- What is being asked: Copy out the lines of each of the following items word for word, with the pictures left out.

Items from a data source
_ _ _ _ _ _ _

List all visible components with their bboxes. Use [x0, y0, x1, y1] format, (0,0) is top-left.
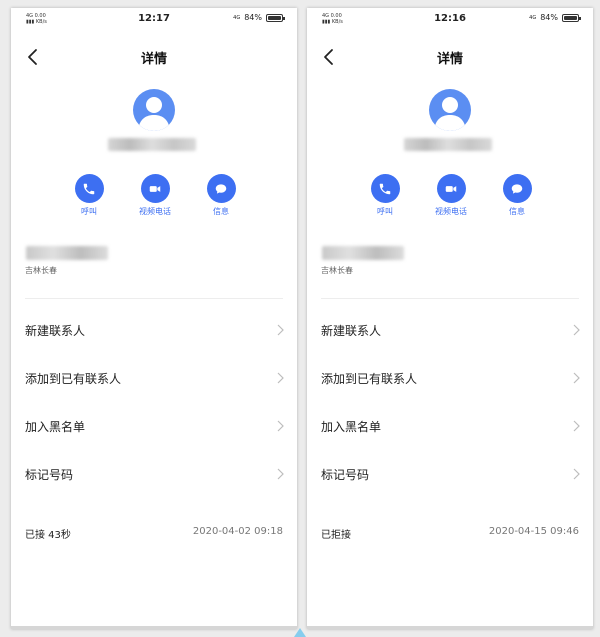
video-camera-icon: [436, 174, 466, 203]
call-label: 呼叫: [377, 207, 393, 216]
network-label: 4G: [529, 14, 537, 21]
avatar: [133, 89, 175, 131]
chevron-right-icon: [277, 468, 284, 480]
message-label: 信息: [213, 207, 229, 216]
divider: [321, 298, 579, 299]
call-datetime: 2020-04-15 09:46: [488, 526, 579, 537]
battery-percent: 84%: [540, 13, 558, 22]
number-redacted: [322, 246, 404, 260]
call-state: 已拒接: [321, 530, 351, 541]
options-menu: 新建联系人 添加到已有联系人 加入黑名单 标记号码: [307, 306, 593, 498]
menu-item-label: 标记号码: [25, 467, 74, 482]
menu-item-label: 加入黑名单: [321, 419, 382, 434]
call-button[interactable]: 呼叫: [59, 174, 119, 217]
chevron-right-icon: [573, 372, 580, 384]
battery-icon: [266, 13, 285, 22]
page-title: 详情: [140, 52, 167, 67]
page-header: 详情: [11, 46, 297, 70]
phone-icon: [370, 174, 400, 203]
message-bubble-icon: [206, 174, 236, 203]
call-record: 已接 43秒 2020-04-02 09:18: [25, 526, 283, 542]
status-bar: 4G 0.00 ▮▮▮ KB/s 12:17 4G 84%: [11, 8, 297, 30]
menu-item-new-contact[interactable]: 新建联系人: [11, 306, 297, 354]
menu-item-label: 添加到已有联系人: [321, 371, 418, 386]
chevron-right-icon: [573, 468, 580, 480]
video-call-label: 视频电话: [139, 207, 171, 216]
detail-screen-right: 4G 0.00 ▮▮▮ KB/s 12:16 4G 84% 详情 呼叫 视频电话…: [307, 8, 593, 629]
menu-item-label: 新建联系人: [25, 323, 86, 338]
triangle-marker-icon: [294, 628, 306, 637]
status-bar: 4G 0.00 ▮▮▮ KB/s 12:16 4G 84%: [307, 8, 593, 30]
action-row: 呼叫 视频电话 信息: [307, 174, 593, 224]
chevron-right-icon: [573, 420, 580, 432]
person-icon: [138, 97, 170, 131]
battery-percent: 84%: [244, 13, 262, 22]
video-call-button[interactable]: 视频电话: [421, 174, 481, 217]
menu-item-label: 添加到已有联系人: [25, 371, 122, 386]
menu-item-add-to-existing[interactable]: 添加到已有联系人: [307, 354, 593, 402]
number-location: 吉林长春: [321, 266, 353, 275]
chevron-right-icon: [277, 372, 284, 384]
call-label: 呼叫: [81, 207, 97, 216]
phone-icon: [74, 174, 104, 203]
menu-item-mark-number[interactable]: 标记号码: [307, 450, 593, 498]
chevron-right-icon: [277, 420, 284, 432]
menu-item-label: 加入黑名单: [25, 419, 86, 434]
action-row: 呼叫 视频电话 信息: [11, 174, 297, 224]
call-datetime: 2020-04-02 09:18: [192, 526, 283, 537]
bottom-edge: [11, 626, 297, 629]
menu-item-label: 新建联系人: [321, 323, 382, 338]
contact-number-redacted: [404, 138, 492, 151]
message-button[interactable]: 信息: [487, 174, 547, 217]
detail-screen-left: 4G 0.00 ▮▮▮ KB/s 12:17 4G 84% 详情 呼叫 视频电话…: [11, 8, 297, 629]
video-call-button[interactable]: 视频电话: [125, 174, 185, 217]
battery-icon: [562, 13, 581, 22]
video-call-label: 视频电话: [435, 207, 467, 216]
menu-item-new-contact[interactable]: 新建联系人: [307, 306, 593, 354]
divider: [25, 298, 283, 299]
bottom-edge: [307, 626, 593, 629]
call-state: 已接 43秒: [25, 530, 71, 541]
menu-item-mark-number[interactable]: 标记号码: [11, 450, 297, 498]
contact-number-redacted: [108, 138, 196, 151]
options-menu: 新建联系人 添加到已有联系人 加入黑名单 标记号码: [11, 306, 297, 498]
menu-item-add-to-existing[interactable]: 添加到已有联系人: [11, 354, 297, 402]
person-icon: [434, 97, 466, 131]
message-label: 信息: [509, 207, 525, 216]
network-label: 4G: [233, 14, 241, 21]
menu-item-blacklist[interactable]: 加入黑名单: [11, 402, 297, 450]
page-header: 详情: [307, 46, 593, 70]
menu-item-blacklist[interactable]: 加入黑名单: [307, 402, 593, 450]
menu-item-label: 标记号码: [321, 467, 370, 482]
message-button[interactable]: 信息: [191, 174, 251, 217]
page-title: 详情: [436, 52, 463, 67]
video-camera-icon: [140, 174, 170, 203]
call-record: 已拒接 2020-04-15 09:46: [321, 526, 579, 542]
number-redacted: [26, 246, 108, 260]
avatar: [429, 89, 471, 131]
chevron-right-icon: [573, 324, 580, 336]
number-location: 吉林长春: [25, 266, 57, 275]
chevron-right-icon: [277, 324, 284, 336]
message-bubble-icon: [502, 174, 532, 203]
call-button[interactable]: 呼叫: [355, 174, 415, 217]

_ _ _ _ _ _ _

- Answer to this task:
List all visible components with their bboxes. Use [x0, y0, x1, y1] format, (0,0) is top-left.
video-camera-icon: [436, 174, 466, 203]
call-label: 呼叫: [377, 207, 393, 216]
network-label: 4G: [529, 14, 537, 21]
avatar: [133, 89, 175, 131]
chevron-right-icon: [277, 468, 284, 480]
message-label: 信息: [213, 207, 229, 216]
divider: [321, 298, 579, 299]
call-datetime: 2020-04-15 09:46: [488, 526, 579, 537]
battery-percent: 84%: [540, 13, 558, 22]
number-redacted: [322, 246, 404, 260]
call-state: 已拒接: [321, 530, 351, 541]
options-menu: 新建联系人 添加到已有联系人 加入黑名单 标记号码: [307, 306, 593, 498]
menu-item-label: 标记号码: [25, 467, 74, 482]
menu-item-label: 加入黑名单: [321, 419, 382, 434]
call-button[interactable]: 呼叫: [59, 174, 119, 217]
chevron-right-icon: [573, 372, 580, 384]
battery-icon: [266, 13, 285, 22]
page-title: 详情: [140, 52, 167, 67]
page-header: 详情: [11, 46, 297, 70]
phone-icon: [370, 174, 400, 203]
message-bubble-icon: [206, 174, 236, 203]
call-record: 已接 43秒 2020-04-02 09:18: [25, 526, 283, 542]
status-bar: 4G 0.00 ▮▮▮ KB/s 12:17 4G 84%: [11, 8, 297, 30]
menu-item-new-contact[interactable]: 新建联系人: [11, 306, 297, 354]
menu-item-label: 添加到已有联系人: [321, 371, 418, 386]
chevron-right-icon: [573, 468, 580, 480]
video-call-label: 视频电话: [139, 207, 171, 216]
detail-screen-right: 4G 0.00 ▮▮▮ KB/s 12:16 4G 84% 详情 呼叫 视频电话…: [307, 8, 593, 629]
menu-item-label: 新建联系人: [25, 323, 86, 338]
triangle-marker-icon: [294, 628, 306, 637]
status-bar: 4G 0.00 ▮▮▮ KB/s 12:16 4G 84%: [307, 8, 593, 30]
action-row: 呼叫 视频电话 信息: [307, 174, 593, 224]
chevron-right-icon: [573, 420, 580, 432]
person-icon: [138, 97, 170, 131]
battery-percent: 84%: [244, 13, 262, 22]
video-call-button[interactable]: 视频电话: [421, 174, 481, 217]
menu-item-label: 添加到已有联系人: [25, 371, 122, 386]
menu-item-add-to-existing[interactable]: 添加到已有联系人: [307, 354, 593, 402]
number-location: 吉林长春: [321, 266, 353, 275]
chevron-right-icon: [277, 372, 284, 384]
call-label: 呼叫: [81, 207, 97, 216]
phone-icon: [74, 174, 104, 203]
menu-item-mark-number[interactable]: 标记号码: [307, 450, 593, 498]
chevron-right-icon: [277, 420, 284, 432]
menu-item-label: 加入黑名单: [25, 419, 86, 434]
action-row: 呼叫 视频电话 信息: [11, 174, 297, 224]
call-datetime: 2020-04-02 09:18: [192, 526, 283, 537]
bottom-edge: [11, 626, 297, 629]
menu-item-label: 新建联系人: [321, 323, 382, 338]
contact-number-redacted: [404, 138, 492, 151]
message-button[interactable]: 信息: [487, 174, 547, 217]
detail-screen-left: 4G 0.00 ▮▮▮ KB/s 12:17 4G 84% 详情 呼叫 视频电话…: [11, 8, 297, 629]
video-call-button[interactable]: 视频电话: [125, 174, 185, 217]
battery-icon: [562, 13, 581, 22]
video-call-label: 视频电话: [435, 207, 467, 216]
menu-item-new-contact[interactable]: 新建联系人: [307, 306, 593, 354]
divider: [25, 298, 283, 299]
bottom-edge: [307, 626, 593, 629]
call-state: 已接 43秒: [25, 530, 71, 541]
menu-item-mark-number[interactable]: 标记号码: [11, 450, 297, 498]
contact-number-redacted: [108, 138, 196, 151]
options-menu: 新建联系人 添加到已有联系人 加入黑名单 标记号码: [11, 306, 297, 498]
menu-item-add-to-existing[interactable]: 添加到已有联系人: [11, 354, 297, 402]
person-icon: [434, 97, 466, 131]
message-label: 信息: [509, 207, 525, 216]
network-label: 4G: [233, 14, 241, 21]
menu-item-blacklist[interactable]: 加入黑名单: [11, 402, 297, 450]
page-header: 详情: [307, 46, 593, 70]
menu-item-blacklist[interactable]: 加入黑名单: [307, 402, 593, 450]
menu-item-label: 标记号码: [321, 467, 370, 482]
message-button[interactable]: 信息: [191, 174, 251, 217]
page-title: 详情: [436, 52, 463, 67]
video-camera-icon: [140, 174, 170, 203]
call-record: 已拒接 2020-04-15 09:46: [321, 526, 579, 542]
number-redacted: [26, 246, 108, 260]
avatar: [429, 89, 471, 131]
chevron-right-icon: [573, 324, 580, 336]
number-location: 吉林长春: [25, 266, 57, 275]
chevron-right-icon: [277, 324, 284, 336]
message-bubble-icon: [502, 174, 532, 203]
call-button[interactable]: 呼叫: [355, 174, 415, 217]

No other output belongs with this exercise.